What to produce:
Find how many lines hold the word "Maison". Give only the number.

Records to use:
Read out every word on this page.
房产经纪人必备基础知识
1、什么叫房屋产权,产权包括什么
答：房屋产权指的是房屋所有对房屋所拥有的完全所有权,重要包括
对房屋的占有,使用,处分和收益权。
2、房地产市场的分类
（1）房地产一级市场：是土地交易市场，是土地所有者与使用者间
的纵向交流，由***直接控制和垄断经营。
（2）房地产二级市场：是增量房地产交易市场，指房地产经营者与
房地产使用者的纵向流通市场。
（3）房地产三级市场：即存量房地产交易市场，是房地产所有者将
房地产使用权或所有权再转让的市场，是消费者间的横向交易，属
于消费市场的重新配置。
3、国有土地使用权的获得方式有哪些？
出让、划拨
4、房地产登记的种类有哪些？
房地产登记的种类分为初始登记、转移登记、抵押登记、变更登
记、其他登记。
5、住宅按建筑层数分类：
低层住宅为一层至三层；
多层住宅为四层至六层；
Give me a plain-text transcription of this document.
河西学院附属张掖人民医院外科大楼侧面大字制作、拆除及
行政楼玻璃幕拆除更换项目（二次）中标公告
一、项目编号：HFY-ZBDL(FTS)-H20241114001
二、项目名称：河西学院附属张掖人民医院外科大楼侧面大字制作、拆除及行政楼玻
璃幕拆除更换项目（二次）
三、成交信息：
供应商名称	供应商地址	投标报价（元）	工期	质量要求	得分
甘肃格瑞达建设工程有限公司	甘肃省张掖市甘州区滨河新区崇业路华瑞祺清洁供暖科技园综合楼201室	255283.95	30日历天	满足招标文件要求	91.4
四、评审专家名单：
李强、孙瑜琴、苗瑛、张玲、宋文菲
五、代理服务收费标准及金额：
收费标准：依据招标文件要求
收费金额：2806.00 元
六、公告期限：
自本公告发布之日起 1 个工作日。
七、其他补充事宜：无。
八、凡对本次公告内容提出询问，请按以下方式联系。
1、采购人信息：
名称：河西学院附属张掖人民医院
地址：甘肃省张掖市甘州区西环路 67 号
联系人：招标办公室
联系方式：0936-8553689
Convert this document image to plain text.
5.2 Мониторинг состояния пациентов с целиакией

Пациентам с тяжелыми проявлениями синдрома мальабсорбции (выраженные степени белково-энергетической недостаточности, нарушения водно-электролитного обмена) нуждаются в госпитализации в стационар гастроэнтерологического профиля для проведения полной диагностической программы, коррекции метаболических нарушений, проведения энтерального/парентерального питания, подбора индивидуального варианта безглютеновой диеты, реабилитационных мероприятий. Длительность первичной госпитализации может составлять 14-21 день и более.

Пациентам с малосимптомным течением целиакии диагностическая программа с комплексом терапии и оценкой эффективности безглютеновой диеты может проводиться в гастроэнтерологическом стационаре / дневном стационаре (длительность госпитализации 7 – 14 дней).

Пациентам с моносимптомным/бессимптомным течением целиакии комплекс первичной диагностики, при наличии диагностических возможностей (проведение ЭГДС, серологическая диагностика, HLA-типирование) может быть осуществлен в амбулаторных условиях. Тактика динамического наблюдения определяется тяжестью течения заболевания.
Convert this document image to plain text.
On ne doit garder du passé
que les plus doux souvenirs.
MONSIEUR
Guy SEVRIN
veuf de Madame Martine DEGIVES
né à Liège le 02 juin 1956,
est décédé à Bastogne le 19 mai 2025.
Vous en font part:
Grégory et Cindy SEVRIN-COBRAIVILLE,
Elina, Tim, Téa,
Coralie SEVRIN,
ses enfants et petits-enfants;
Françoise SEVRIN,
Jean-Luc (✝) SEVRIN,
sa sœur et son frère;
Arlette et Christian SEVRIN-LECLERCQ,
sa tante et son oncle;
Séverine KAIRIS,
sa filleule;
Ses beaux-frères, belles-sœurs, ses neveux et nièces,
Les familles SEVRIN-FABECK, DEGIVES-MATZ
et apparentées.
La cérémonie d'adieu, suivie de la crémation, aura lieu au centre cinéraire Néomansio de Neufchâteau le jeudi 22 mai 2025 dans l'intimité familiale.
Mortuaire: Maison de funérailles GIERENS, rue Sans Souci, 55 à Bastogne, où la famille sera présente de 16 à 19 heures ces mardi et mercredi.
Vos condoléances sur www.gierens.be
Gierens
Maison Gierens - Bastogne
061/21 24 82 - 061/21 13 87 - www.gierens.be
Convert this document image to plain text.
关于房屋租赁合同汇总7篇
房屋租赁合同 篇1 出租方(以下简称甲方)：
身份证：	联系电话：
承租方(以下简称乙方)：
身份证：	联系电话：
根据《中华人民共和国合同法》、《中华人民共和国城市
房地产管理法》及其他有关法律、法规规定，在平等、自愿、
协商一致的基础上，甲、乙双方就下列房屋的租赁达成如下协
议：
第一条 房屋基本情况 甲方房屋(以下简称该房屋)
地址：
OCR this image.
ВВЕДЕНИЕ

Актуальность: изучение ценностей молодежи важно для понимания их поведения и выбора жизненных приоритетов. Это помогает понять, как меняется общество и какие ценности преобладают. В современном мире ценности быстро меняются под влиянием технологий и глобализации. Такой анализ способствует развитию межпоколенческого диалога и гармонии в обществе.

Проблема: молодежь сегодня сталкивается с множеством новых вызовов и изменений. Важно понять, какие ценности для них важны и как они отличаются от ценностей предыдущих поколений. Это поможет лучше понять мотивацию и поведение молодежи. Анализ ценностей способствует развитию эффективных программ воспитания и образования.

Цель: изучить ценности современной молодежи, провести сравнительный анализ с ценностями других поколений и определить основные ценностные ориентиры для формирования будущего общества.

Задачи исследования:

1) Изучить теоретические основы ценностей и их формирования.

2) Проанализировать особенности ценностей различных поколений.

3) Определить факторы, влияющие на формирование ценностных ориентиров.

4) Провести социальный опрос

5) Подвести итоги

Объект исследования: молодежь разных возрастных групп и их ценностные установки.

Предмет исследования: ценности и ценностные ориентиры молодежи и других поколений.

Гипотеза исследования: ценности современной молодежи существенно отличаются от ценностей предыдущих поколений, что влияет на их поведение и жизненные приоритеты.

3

Answer to this exercise:
2